DESCRIPTION OF THE TASK: Lines containing the word "sålda" are to be located and copied.

### EXCERPTED DATA

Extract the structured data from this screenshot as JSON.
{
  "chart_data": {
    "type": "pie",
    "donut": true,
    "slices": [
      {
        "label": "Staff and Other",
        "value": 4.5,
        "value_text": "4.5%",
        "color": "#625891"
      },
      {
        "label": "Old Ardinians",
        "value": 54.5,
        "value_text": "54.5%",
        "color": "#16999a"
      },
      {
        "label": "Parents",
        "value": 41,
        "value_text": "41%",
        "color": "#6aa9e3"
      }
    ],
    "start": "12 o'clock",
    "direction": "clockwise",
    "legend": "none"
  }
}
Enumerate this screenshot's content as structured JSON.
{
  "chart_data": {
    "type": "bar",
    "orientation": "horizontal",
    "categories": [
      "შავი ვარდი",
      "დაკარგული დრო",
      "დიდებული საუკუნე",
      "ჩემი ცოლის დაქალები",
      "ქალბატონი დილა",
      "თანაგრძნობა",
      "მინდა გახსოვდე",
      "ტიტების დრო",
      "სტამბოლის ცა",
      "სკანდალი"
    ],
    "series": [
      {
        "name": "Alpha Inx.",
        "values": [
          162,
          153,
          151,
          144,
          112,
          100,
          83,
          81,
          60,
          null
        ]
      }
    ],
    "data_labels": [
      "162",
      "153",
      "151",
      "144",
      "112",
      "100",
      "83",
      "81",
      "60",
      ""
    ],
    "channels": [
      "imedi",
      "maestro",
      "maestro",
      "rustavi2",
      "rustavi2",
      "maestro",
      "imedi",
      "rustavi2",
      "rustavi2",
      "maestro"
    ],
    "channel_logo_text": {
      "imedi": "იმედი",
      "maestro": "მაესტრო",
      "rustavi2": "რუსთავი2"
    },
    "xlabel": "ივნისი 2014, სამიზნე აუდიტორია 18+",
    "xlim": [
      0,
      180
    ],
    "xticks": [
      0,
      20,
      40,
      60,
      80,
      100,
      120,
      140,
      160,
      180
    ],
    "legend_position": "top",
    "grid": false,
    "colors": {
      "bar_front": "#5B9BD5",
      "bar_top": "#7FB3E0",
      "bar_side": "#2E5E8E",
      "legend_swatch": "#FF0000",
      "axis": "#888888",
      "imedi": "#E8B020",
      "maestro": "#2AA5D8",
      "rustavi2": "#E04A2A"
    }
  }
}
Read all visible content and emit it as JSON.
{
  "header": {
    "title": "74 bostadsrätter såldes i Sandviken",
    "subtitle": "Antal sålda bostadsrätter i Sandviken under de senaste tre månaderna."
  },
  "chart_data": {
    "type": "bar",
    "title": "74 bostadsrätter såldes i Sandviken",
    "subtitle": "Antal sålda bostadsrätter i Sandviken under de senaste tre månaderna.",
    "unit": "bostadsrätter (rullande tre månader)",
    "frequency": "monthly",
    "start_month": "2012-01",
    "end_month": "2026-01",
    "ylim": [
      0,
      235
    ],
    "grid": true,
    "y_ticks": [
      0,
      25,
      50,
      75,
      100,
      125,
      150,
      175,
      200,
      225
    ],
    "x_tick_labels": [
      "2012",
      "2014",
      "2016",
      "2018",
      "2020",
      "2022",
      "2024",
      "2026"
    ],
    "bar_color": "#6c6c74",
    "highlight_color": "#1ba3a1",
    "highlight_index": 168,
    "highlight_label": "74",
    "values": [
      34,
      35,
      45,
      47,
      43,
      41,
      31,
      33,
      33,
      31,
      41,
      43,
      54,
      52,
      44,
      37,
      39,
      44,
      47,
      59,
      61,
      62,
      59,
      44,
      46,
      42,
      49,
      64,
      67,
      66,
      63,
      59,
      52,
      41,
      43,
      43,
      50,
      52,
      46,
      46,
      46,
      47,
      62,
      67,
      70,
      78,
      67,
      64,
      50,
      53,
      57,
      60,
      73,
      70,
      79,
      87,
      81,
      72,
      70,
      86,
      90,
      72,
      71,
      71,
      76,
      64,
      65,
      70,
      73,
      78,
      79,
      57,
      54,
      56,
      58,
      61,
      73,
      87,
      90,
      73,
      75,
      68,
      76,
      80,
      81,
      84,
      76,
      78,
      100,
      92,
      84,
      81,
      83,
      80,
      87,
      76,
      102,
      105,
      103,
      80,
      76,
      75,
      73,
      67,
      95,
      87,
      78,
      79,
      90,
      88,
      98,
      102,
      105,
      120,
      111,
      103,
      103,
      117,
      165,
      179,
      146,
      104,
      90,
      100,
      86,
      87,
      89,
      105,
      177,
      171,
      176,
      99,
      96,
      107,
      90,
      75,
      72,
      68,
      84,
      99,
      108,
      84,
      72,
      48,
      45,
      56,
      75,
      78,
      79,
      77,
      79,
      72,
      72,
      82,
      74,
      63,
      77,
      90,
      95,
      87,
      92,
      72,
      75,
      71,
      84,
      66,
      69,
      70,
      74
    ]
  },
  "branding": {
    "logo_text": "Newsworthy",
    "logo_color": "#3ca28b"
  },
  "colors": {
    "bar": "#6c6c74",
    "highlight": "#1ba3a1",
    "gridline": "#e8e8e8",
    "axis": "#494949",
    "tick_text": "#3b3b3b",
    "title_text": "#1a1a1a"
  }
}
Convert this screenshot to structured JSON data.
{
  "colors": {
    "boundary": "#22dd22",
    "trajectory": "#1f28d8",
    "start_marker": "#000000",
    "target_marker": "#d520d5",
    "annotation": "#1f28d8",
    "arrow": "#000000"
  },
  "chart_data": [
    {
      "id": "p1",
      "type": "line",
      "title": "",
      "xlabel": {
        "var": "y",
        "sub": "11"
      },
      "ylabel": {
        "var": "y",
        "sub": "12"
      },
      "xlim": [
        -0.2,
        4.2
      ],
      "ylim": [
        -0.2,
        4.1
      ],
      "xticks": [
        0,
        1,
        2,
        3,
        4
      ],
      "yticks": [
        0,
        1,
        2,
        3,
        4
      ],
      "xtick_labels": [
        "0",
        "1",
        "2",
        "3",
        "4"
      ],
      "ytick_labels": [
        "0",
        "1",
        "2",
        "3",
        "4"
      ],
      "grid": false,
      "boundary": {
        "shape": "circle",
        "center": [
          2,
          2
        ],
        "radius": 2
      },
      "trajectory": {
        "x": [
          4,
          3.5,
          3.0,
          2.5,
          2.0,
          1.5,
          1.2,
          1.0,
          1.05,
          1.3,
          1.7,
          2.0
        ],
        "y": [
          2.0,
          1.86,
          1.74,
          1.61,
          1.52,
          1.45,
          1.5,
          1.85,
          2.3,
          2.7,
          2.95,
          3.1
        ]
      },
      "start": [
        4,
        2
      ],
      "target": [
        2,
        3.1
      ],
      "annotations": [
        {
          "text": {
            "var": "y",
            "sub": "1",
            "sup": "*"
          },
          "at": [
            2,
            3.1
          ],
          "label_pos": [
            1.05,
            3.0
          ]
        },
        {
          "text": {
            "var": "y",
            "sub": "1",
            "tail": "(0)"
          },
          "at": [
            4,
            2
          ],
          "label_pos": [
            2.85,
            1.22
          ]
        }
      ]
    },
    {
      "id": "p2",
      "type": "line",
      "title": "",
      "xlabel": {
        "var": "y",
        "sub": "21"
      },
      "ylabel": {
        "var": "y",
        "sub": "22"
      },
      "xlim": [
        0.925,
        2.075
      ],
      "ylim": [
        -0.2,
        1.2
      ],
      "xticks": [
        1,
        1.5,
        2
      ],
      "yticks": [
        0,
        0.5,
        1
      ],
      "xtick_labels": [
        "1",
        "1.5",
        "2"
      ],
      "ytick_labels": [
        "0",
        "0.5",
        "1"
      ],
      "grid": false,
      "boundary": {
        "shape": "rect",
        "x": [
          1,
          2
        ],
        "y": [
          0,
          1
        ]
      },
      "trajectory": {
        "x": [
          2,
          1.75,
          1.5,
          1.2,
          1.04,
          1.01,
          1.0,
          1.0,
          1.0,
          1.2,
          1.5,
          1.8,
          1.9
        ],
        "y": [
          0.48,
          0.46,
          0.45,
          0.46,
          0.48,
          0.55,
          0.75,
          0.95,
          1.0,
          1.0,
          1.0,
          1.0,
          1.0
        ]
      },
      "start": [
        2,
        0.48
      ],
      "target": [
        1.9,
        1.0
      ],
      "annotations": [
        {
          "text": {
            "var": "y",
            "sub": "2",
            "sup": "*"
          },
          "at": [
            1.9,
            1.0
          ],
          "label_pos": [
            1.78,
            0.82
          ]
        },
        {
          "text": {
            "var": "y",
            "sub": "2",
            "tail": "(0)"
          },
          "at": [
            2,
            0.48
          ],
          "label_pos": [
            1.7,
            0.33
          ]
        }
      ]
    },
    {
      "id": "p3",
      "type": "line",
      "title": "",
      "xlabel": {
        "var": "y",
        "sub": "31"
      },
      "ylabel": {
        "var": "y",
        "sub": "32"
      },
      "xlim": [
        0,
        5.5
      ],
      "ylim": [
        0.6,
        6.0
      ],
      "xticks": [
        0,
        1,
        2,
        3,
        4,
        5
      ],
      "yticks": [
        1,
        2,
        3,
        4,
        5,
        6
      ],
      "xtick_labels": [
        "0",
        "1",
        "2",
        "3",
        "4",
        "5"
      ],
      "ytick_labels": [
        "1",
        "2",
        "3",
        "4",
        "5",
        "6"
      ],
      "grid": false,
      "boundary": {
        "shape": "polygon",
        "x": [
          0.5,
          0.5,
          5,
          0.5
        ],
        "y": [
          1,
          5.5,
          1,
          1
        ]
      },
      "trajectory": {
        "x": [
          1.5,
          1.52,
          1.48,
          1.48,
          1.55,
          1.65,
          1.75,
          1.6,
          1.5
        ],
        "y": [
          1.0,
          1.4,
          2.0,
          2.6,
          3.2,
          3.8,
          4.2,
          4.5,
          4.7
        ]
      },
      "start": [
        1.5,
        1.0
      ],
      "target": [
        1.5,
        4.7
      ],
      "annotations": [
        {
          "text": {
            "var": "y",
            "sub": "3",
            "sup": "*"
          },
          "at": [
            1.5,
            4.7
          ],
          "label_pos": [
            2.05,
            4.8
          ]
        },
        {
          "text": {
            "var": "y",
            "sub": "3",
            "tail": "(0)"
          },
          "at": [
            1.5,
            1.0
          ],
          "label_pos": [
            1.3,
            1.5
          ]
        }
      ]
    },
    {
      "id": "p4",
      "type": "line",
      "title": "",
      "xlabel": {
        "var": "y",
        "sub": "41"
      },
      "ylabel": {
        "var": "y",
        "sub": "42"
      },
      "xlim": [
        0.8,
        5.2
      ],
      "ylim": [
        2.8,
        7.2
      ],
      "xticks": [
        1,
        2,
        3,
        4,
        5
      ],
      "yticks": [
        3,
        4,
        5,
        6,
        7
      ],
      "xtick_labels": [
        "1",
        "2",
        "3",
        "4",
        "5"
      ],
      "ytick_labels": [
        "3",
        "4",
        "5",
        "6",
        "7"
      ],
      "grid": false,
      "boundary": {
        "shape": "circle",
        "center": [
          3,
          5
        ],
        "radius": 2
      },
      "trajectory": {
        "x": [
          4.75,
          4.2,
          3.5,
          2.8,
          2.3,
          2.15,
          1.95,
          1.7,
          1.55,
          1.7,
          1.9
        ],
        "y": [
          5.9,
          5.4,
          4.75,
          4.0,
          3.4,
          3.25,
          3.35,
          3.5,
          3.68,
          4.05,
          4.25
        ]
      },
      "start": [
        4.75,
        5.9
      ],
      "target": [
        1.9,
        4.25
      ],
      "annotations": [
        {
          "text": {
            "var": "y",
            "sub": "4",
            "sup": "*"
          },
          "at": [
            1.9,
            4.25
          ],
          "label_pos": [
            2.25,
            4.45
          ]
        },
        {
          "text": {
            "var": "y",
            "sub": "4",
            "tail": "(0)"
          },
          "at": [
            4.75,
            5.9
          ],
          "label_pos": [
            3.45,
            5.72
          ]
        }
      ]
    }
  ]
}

######

EXERCISE RESULT:
    "subtitle": "Antal sålda bostadsrätter i Sandviken under de senaste tre månaderna."
    "subtitle": "Antal sålda bostadsrätter i Sandviken under de senaste tre månaderna.",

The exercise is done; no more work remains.